* RECORDS PROVIDED:
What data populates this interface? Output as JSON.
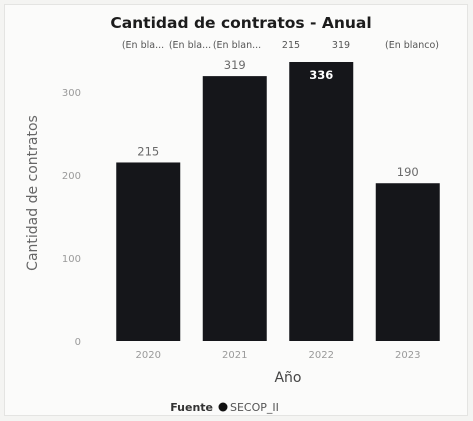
{
  "chart_data": {
    "type": "bar",
    "title": "Cantidad de contratos - Anual",
    "top_annotations": [
      "(En bla...",
      "(En bla...",
      "(En blan...",
      "215",
      "319",
      "(En blanco)"
    ],
    "categories": [
      "2020",
      "2021",
      "2022",
      "2023"
    ],
    "values": [
      215,
      319,
      336,
      190
    ],
    "data_labels": [
      "215",
      "319",
      "336",
      "190"
    ],
    "xlabel": "Año",
    "ylabel": "Cantidad de contratos",
    "ylim": [
      0,
      336
    ],
    "yticks": [
      0,
      100,
      200,
      300
    ],
    "grid": false,
    "bar_color": "#15161a",
    "legend": {
      "title": "Fuente",
      "entries": [
        {
          "name": "SECOP_II",
          "color": "#111111"
        }
      ],
      "placement": "bottom"
    }
  }
}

* WHAT YOU ARE ASKED TO DO: The records above must be echoed exactly, minus their pictures.

* COMPLETED TASK:
What data populates this interface? Output as JSON.
{
  "chart_data": {
    "type": "bar",
    "title": "Cantidad de contratos - Anual",
    "top_annotations": [
      "(En bla...",
      "(En bla...",
      "(En blan...",
      "215",
      "319",
      "(En blanco)"
    ],
    "categories": [
      "2020",
      "2021",
      "2022",
      "2023"
    ],
    "values": [
      215,
      319,
      336,
      190
    ],
    "data_labels": [
      "215",
      "319",
      "336",
      "190"
    ],
    "xlabel": "Año",
    "ylabel": "Cantidad de contratos",
    "ylim": [
      0,
      336
    ],
    "yticks": [
      0,
      100,
      200,
      300
    ],
    "grid": false,
    "bar_color": "#15161a",
    "legend": {
      "title": "Fuente",
      "entries": [
        {
          "name": "SECOP_II",
          "color": "#111111"
        }
      ],
      "placement": "bottom"
    }
  }
}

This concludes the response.